## PROMPT
Reproduce all the entries exactly.

## GIVEN ENTRIES
■ ■ ■ ■ ■

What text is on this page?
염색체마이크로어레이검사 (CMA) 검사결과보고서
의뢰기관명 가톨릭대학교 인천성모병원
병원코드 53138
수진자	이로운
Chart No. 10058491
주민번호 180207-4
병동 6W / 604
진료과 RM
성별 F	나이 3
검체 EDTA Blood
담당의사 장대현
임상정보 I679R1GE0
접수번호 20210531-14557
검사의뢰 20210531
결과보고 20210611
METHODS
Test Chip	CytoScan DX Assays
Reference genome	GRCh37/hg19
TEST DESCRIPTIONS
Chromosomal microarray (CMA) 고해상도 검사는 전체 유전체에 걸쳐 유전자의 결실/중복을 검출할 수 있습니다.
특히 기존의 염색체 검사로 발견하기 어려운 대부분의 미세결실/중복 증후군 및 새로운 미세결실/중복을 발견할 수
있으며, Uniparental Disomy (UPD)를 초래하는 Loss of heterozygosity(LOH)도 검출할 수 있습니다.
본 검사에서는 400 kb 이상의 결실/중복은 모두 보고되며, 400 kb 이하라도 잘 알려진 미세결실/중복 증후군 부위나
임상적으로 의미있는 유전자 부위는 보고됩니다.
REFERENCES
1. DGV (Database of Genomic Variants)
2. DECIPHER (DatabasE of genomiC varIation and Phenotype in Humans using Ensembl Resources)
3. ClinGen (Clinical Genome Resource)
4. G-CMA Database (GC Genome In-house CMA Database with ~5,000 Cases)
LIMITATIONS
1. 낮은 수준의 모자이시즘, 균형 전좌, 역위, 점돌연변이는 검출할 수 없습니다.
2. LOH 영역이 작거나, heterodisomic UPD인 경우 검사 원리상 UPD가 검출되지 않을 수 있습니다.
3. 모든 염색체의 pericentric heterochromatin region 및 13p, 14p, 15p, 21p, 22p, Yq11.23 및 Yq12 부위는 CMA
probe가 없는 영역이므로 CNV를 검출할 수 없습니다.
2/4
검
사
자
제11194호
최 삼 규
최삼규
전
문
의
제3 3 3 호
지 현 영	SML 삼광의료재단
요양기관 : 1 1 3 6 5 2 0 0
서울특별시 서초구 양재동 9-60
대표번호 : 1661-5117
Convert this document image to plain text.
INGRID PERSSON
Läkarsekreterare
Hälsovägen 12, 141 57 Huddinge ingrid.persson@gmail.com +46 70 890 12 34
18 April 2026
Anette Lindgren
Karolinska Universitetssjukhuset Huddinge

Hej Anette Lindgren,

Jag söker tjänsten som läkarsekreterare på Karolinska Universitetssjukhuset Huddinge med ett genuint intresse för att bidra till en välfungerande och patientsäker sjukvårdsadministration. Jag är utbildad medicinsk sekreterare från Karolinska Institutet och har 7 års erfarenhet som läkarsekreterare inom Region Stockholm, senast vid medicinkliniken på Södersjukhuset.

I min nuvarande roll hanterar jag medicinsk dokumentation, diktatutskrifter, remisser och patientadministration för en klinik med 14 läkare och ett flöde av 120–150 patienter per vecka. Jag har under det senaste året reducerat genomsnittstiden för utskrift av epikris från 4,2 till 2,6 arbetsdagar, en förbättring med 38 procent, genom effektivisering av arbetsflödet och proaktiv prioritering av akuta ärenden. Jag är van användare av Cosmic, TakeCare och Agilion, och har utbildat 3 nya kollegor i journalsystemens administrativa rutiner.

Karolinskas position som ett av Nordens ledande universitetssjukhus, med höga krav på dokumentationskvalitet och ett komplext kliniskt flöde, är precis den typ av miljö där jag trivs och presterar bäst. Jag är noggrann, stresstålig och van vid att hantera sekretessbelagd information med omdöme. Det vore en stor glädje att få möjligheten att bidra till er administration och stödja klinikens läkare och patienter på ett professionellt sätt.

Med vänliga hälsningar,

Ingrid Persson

■ ■ ■ ■ ■

## OUTPUT FOR THIS TASK
What text is on this page?
염색체마이크로어레이검사 (CMA) 검사결과보고서
의뢰기관명 가톨릭대학교 인천성모병원
병원코드 53138
수진자	이로운
Chart No. 10058491
주민번호 180207-4
병동 6W / 604
진료과 RM
성별 F	나이 3
검체 EDTA Blood
담당의사 장대현
임상정보 I679R1GE0
접수번호 20210531-14557
검사의뢰 20210531
결과보고 20210611
METHODS
Test Chip	CytoScan DX Assays
Reference genome	GRCh37/hg19
TEST DESCRIPTIONS
Chromosomal microarray (CMA) 고해상도 검사는 전체 유전체에 걸쳐 유전자의 결실/중복을 검출할 수 있습니다.
특히 기존의 염색체 검사로 발견하기 어려운 대부분의 미세결실/중복 증후군 및 새로운 미세결실/중복을 발견할 수
있으며, Uniparental Disomy (UPD)를 초래하는 Loss of heterozygosity(LOH)도 검출할 수 있습니다.
본 검사에서는 400 kb 이상의 결실/중복은 모두 보고되며, 400 kb 이하라도 잘 알려진 미세결실/중복 증후군 부위나
임상적으로 의미있는 유전자 부위는 보고됩니다.
REFERENCES
1. DGV (Database of Genomic Variants)
2. DECIPHER (DatabasE of genomiC varIation and Phenotype in Humans using Ensembl Resources)
3. ClinGen (Clinical Genome Resource)
4. G-CMA Database (GC Genome In-house CMA Database with ~5,000 Cases)
LIMITATIONS
1. 낮은 수준의 모자이시즘, 균형 전좌, 역위, 점돌연변이는 검출할 수 없습니다.
2. LOH 영역이 작거나, heterodisomic UPD인 경우 검사 원리상 UPD가 검출되지 않을 수 있습니다.
3. 모든 염색체의 pericentric heterochromatin region 및 13p, 14p, 15p, 21p, 22p, Yq11.23 및 Yq12 부위는 CMA
probe가 없는 영역이므로 CNV를 검출할 수 없습니다.
2/4
검
사
자
제11194호
최 삼 규
최삼규
전
문
의
제3 3 3 호
지 현 영	SML 삼광의료재단
요양기관 : 1 1 3 6 5 2 0 0
서울특별시 서초구 양재동 9-60
대표번호 : 1661-5117
Convert this document image to plain text.
INGRID PERSSON
Läkarsekreterare
Hälsovägen 12, 141 57 Huddinge ingrid.persson@gmail.com +46 70 890 12 34
18 April 2026
Anette Lindgren
Karolinska Universitetssjukhuset Huddinge

Hej Anette Lindgren,

Jag söker tjänsten som läkarsekreterare på Karolinska Universitetssjukhuset Huddinge med ett genuint intresse för att bidra till en välfungerande och patientsäker sjukvårdsadministration. Jag är utbildad medicinsk sekreterare från Karolinska Institutet och har 7 års erfarenhet som läkarsekreterare inom Region Stockholm, senast vid medicinkliniken på Södersjukhuset.

I min nuvarande roll hanterar jag medicinsk dokumentation, diktatutskrifter, remisser och patientadministration för en klinik med 14 läkare och ett flöde av 120–150 patienter per vecka. Jag har under det senaste året reducerat genomsnittstiden för utskrift av epikris från 4,2 till 2,6 arbetsdagar, en förbättring med 38 procent, genom effektivisering av arbetsflödet och proaktiv prioritering av akuta ärenden. Jag är van användare av Cosmic, TakeCare och Agilion, och har utbildat 3 nya kollegor i journalsystemens administrativa rutiner.

Karolinskas position som ett av Nordens ledande universitetssjukhus, med höga krav på dokumentationskvalitet och ett komplext kliniskt flöde, är precis den typ av miljö där jag trivs och presterar bäst. Jag är noggrann, stresstålig och van vid att hantera sekretessbelagd information med omdöme. Det vore en stor glädje att få möjligheten att bidra till er administration och stödja klinikens läkare och patienter på ett professionellt sätt.

Med vänliga hälsningar,

Ingrid Persson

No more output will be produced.